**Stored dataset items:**

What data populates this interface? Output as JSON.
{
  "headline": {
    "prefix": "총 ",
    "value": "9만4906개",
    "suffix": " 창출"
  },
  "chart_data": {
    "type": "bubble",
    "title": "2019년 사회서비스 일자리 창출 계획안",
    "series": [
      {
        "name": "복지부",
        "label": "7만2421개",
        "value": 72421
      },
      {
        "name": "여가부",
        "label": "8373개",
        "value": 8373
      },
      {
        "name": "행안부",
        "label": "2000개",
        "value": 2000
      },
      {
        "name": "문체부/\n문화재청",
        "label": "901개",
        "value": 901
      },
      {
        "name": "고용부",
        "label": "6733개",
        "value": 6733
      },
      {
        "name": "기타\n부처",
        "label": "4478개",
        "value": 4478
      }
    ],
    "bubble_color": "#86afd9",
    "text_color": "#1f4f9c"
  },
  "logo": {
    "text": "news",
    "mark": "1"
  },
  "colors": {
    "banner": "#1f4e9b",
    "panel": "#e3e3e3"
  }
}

**Work to be completed:** Transcribe the entire listing above precisely.

**Full output:**
What data populates this interface? Output as JSON.
{
  "headline": {
    "prefix": "총 ",
    "value": "9만4906개",
    "suffix": " 창출"
  },
  "chart_data": {
    "type": "bubble",
    "title": "2019년 사회서비스 일자리 창출 계획안",
    "series": [
      {
        "name": "복지부",
        "label": "7만2421개",
        "value": 72421
      },
      {
        "name": "여가부",
        "label": "8373개",
        "value": 8373
      },
      {
        "name": "행안부",
        "label": "2000개",
        "value": 2000
      },
      {
        "name": "문체부/\n문화재청",
        "label": "901개",
        "value": 901
      },
      {
        "name": "고용부",
        "label": "6733개",
        "value": 6733
      },
      {
        "name": "기타\n부처",
        "label": "4478개",
        "value": 4478
      }
    ],
    "bubble_color": "#86afd9",
    "text_color": "#1f4f9c"
  },
  "logo": {
    "text": "news",
    "mark": "1"
  },
  "colors": {
    "banner": "#1f4e9b",
    "panel": "#e3e3e3"
  }
}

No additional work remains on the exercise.